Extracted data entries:
========================================================================

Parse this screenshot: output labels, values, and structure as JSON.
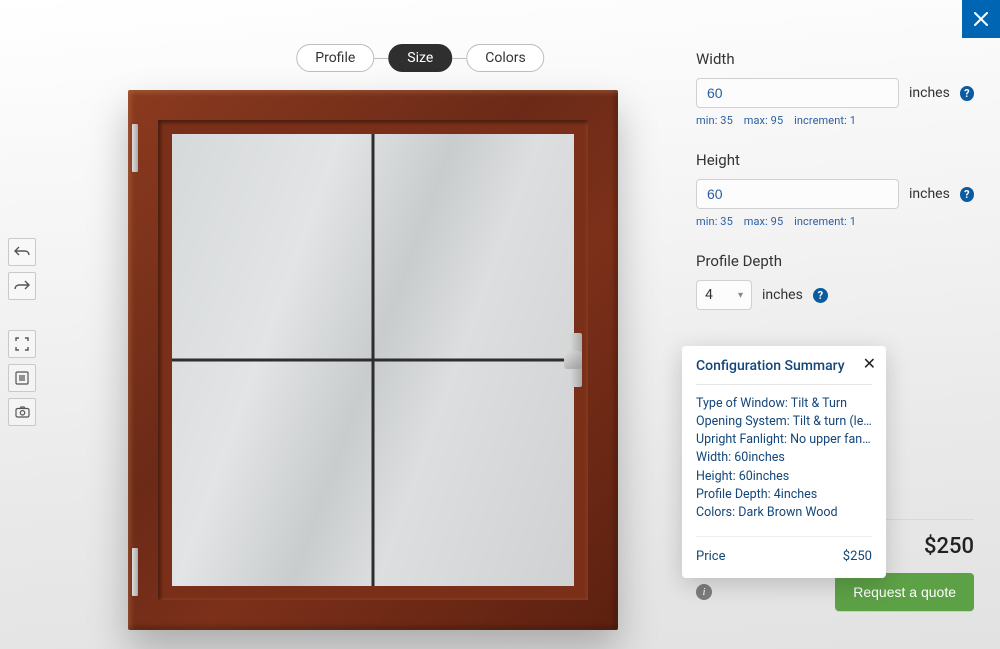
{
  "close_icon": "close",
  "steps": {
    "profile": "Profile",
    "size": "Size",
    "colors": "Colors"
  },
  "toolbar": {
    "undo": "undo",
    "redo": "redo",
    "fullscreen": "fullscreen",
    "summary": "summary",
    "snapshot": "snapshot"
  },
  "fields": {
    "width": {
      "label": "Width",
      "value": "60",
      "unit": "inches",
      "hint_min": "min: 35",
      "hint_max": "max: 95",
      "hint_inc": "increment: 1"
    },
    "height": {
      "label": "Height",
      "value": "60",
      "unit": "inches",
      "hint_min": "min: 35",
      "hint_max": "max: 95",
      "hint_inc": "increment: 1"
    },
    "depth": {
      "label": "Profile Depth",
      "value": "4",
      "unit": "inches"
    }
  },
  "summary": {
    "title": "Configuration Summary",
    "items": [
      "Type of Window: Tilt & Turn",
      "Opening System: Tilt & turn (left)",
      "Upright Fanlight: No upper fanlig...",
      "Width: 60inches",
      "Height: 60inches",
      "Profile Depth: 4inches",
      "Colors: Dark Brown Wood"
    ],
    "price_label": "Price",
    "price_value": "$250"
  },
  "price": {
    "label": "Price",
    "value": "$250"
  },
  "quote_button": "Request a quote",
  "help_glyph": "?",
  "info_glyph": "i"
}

========================================================================

▶ **Exercise instructions**: Copy each line above that contains the word "Colors".

▶ **Exercise answer**:
    "colors": "Colors"
      "Colors: Dark Brown Wood"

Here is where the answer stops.